◆ PROBLEM TO WORK ON
Count up the lines below containing the word "icon", and give the result with no other words.

Collected data:
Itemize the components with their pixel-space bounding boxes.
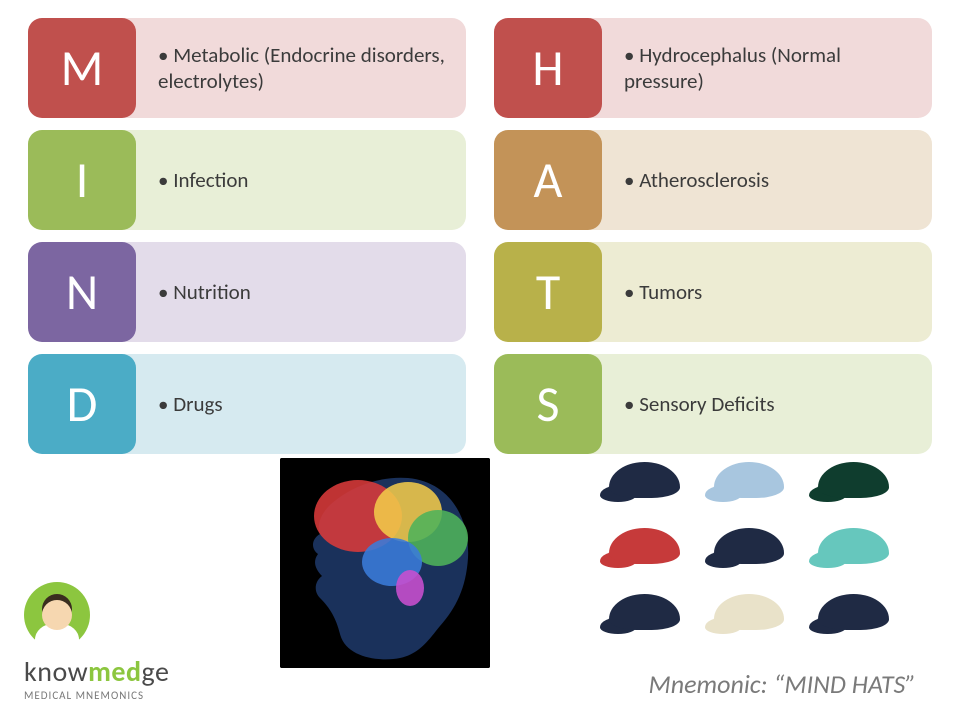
mnemonic-columns: M Metabolic (Endocrine disorders, electro… (0, 0, 960, 454)
desc-s: Sensory Deficits (588, 354, 932, 454)
hat-icon (705, 456, 796, 512)
logo-wordmark: knowmedge (24, 654, 234, 689)
logo-part-med: med (88, 654, 141, 689)
column-mind: M Metabolic (Endocrine disorders, electro… (28, 18, 466, 454)
letter-tile-s: S (494, 354, 602, 454)
brain-image (280, 458, 490, 668)
mind-row-n: N Nutrition (28, 242, 466, 342)
desc-line: Atherosclerosis (624, 167, 918, 193)
logo-subtitle: MEDICAL MNEMONICS (24, 689, 234, 702)
desc-m: Metabolic (Endocrine disorders, electrol… (122, 18, 466, 118)
hats-row-a: A Atherosclerosis (494, 130, 932, 230)
hat-icon (705, 522, 796, 578)
hats-grid (600, 456, 900, 644)
letter-tile-d: D (28, 354, 136, 454)
hat-icon (809, 522, 900, 578)
mind-row-i: I Infection (28, 130, 466, 230)
logo-part-know: know (24, 654, 88, 689)
desc-i: Infection (122, 130, 466, 230)
desc-line: Metabolic (Endocrine disorders, electrol… (158, 42, 452, 95)
mnemonic-caption: Mnemonic: “MIND HATS” (649, 668, 916, 700)
desc-d: Drugs (122, 354, 466, 454)
logo-badge-icon (24, 582, 90, 648)
hats-row-s: S Sensory Deficits (494, 354, 932, 454)
letter-tile-h: H (494, 18, 602, 118)
desc-line: Tumors (624, 279, 918, 305)
letter-tile-a: A (494, 130, 602, 230)
letter-tile-t: T (494, 242, 602, 342)
desc-t: Tumors (588, 242, 932, 342)
bottom-area: Mnemonic: “MIND HATS” knowmedge MEDICAL … (0, 450, 960, 720)
desc-n: Nutrition (122, 242, 466, 342)
desc-h: Hydrocephalus (Normal pressure) (588, 18, 932, 118)
hat-icon (600, 522, 691, 578)
letter-tile-i: I (28, 130, 136, 230)
hat-icon (600, 456, 691, 512)
letter-tile-n: N (28, 242, 136, 342)
mind-row-d: D Drugs (28, 354, 466, 454)
hat-icon (809, 588, 900, 644)
mind-row-m: M Metabolic (Endocrine disorders, electro… (28, 18, 466, 118)
desc-a: Atherosclerosis (588, 130, 932, 230)
desc-line: Infection (158, 167, 452, 193)
logo-part-ge: ge (142, 654, 170, 689)
hat-icon (705, 588, 796, 644)
desc-line: Sensory Deficits (624, 391, 918, 417)
hat-icon (809, 456, 900, 512)
hats-row-h: H Hydrocephalus (Normal pressure) (494, 18, 932, 118)
hat-icon (600, 588, 691, 644)
brand-logo: knowmedge MEDICAL MNEMONICS (24, 582, 234, 702)
desc-line: Hydrocephalus (Normal pressure) (624, 42, 918, 95)
column-hats: H Hydrocephalus (Normal pressure) A Atheros… (494, 18, 932, 454)
desc-line: Nutrition (158, 279, 452, 305)
desc-line: Drugs (158, 391, 452, 417)
hats-row-t: T Tumors (494, 242, 932, 342)
letter-tile-m: M (28, 18, 136, 118)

◆ COMPLETED EXERCISE
10